WHAT IS REQUIRED: Gather the lines below that include the string "Brazil", copying each in full.

WORKING DATA:
==*==

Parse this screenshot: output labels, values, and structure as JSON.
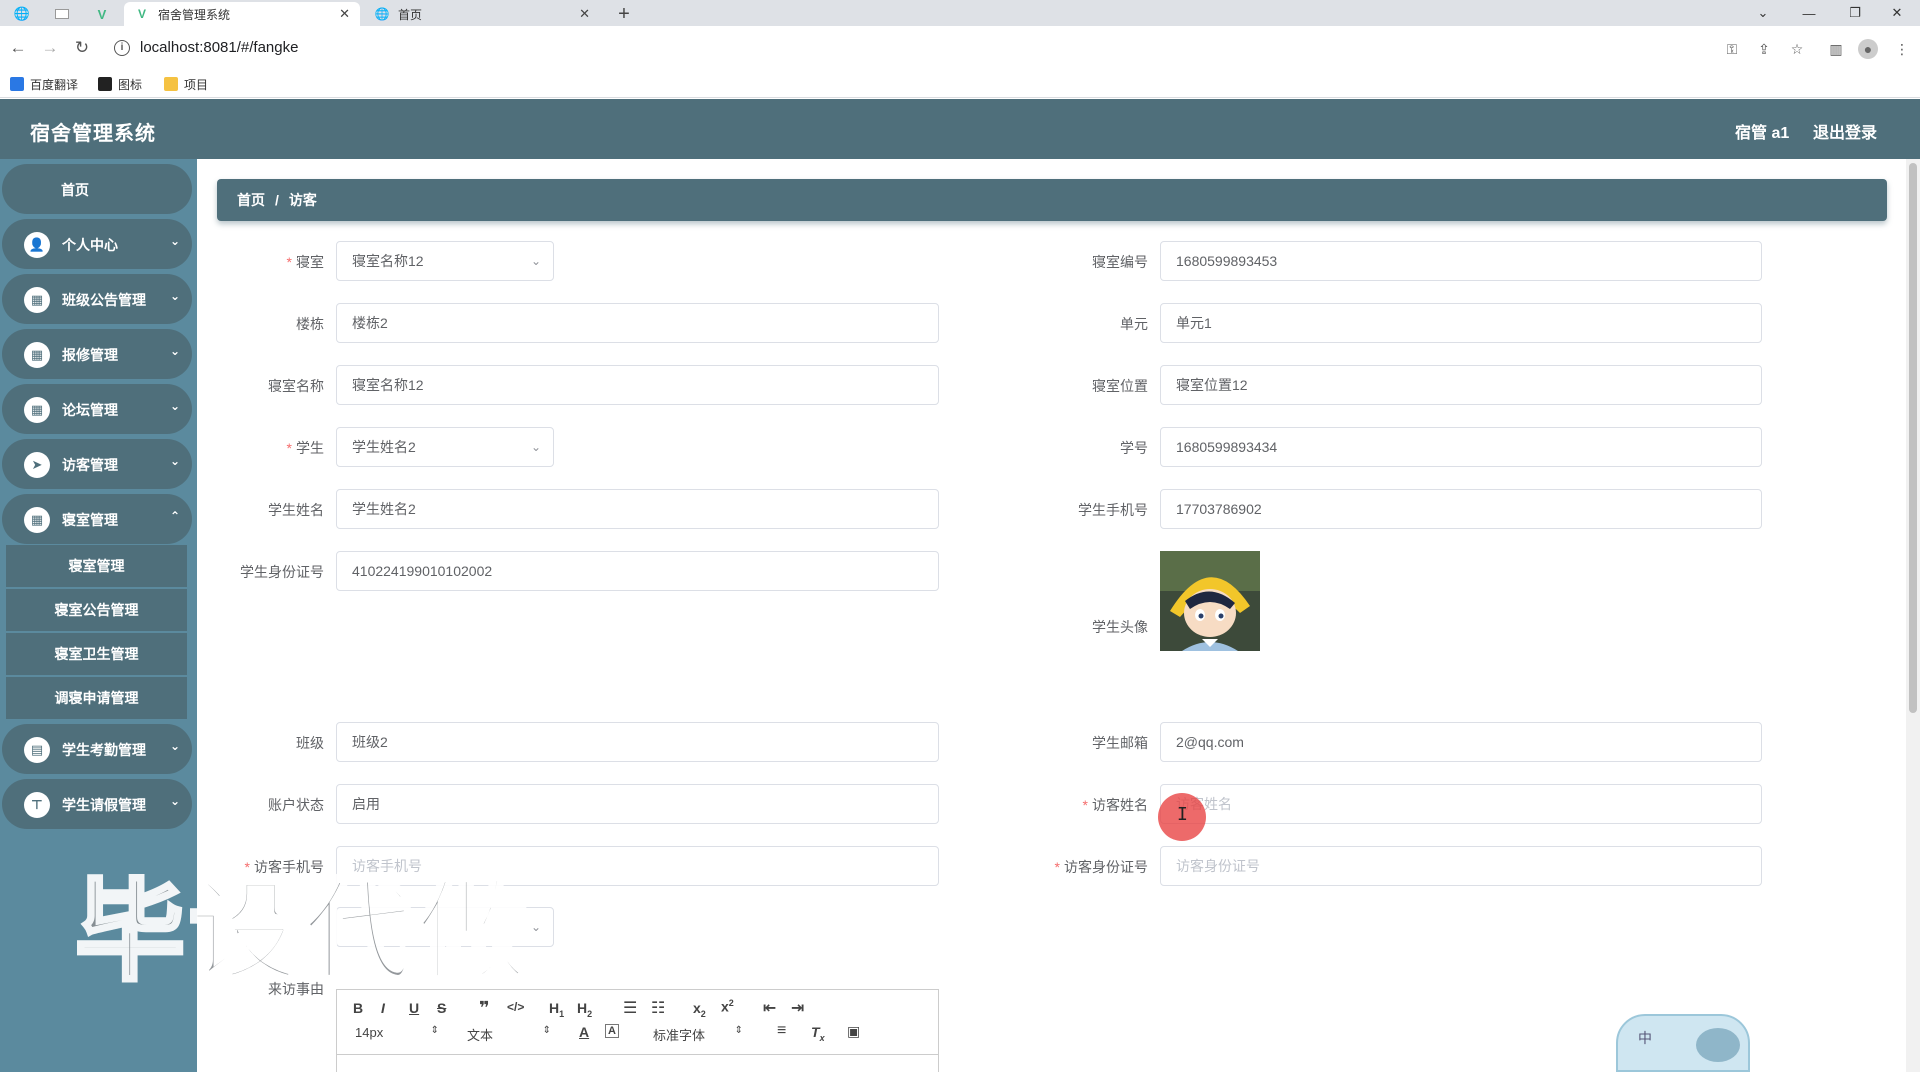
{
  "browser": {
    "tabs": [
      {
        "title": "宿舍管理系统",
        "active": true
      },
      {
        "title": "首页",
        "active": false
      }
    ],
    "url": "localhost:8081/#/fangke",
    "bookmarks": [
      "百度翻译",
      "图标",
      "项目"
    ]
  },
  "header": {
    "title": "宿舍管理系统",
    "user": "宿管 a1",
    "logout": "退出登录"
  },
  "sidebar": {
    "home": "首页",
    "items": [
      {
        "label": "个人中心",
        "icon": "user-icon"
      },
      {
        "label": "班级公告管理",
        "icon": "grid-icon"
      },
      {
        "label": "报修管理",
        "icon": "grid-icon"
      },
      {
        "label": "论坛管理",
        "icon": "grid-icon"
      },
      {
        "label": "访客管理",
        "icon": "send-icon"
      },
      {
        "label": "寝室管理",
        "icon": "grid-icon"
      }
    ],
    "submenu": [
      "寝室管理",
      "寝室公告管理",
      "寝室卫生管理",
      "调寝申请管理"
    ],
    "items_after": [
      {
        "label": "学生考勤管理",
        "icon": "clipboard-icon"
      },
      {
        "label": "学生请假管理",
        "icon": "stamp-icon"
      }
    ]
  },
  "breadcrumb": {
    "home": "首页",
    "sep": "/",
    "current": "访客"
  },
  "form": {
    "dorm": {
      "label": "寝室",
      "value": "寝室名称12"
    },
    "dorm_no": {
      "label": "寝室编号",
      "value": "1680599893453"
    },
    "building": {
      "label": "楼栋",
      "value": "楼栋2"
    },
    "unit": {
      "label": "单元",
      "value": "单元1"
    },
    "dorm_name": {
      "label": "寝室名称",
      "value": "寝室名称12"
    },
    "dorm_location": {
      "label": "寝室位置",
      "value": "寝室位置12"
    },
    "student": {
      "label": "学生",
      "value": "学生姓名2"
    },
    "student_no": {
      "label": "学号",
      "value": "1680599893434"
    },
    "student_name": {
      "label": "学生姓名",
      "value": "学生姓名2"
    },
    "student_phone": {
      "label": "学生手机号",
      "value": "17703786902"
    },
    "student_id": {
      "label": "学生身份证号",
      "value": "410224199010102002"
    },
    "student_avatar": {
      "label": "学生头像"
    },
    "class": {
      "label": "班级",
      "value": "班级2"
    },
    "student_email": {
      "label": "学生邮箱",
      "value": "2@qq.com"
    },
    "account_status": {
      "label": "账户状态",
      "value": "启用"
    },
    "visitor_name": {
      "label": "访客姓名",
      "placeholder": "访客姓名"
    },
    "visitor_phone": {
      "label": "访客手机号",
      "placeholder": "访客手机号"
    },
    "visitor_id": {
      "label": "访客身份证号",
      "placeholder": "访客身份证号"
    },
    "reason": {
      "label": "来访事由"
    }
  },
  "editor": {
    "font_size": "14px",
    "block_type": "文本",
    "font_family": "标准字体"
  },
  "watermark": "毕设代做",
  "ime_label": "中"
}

==*==

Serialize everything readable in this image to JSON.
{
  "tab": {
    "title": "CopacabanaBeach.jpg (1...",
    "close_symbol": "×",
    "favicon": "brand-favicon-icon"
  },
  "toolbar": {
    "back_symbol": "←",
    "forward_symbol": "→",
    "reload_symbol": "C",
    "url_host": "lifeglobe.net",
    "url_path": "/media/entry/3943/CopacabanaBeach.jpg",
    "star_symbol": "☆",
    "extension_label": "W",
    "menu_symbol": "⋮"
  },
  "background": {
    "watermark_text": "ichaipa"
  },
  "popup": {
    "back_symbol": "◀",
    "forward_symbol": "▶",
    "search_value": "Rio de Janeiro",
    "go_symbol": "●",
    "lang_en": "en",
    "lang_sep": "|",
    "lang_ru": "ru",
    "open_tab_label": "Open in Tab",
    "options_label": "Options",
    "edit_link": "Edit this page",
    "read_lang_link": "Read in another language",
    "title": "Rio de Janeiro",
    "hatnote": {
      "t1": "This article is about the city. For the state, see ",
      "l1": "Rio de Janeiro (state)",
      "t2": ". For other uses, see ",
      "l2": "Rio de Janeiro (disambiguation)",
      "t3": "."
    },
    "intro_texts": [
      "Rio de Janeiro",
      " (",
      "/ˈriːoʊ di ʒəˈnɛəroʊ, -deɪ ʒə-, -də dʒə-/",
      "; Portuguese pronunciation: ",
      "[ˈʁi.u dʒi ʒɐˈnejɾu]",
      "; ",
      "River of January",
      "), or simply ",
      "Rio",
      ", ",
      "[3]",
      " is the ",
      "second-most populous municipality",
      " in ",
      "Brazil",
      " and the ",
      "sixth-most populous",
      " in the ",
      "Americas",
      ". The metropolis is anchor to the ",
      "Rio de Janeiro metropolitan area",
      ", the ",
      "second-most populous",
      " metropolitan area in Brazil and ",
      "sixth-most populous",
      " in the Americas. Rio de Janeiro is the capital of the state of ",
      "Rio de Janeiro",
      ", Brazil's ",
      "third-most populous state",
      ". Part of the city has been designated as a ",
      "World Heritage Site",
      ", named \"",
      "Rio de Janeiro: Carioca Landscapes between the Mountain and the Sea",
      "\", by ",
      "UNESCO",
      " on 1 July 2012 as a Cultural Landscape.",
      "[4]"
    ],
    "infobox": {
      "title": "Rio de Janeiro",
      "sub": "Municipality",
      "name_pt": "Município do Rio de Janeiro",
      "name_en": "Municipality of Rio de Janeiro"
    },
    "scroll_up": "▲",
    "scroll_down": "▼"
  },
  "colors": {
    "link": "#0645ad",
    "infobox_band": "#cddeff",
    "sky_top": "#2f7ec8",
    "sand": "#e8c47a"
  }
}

==*==

ANSWER IN FULL:
      "Brazil",
      " metropolitan area in Brazil and ",
      ", Brazil's ",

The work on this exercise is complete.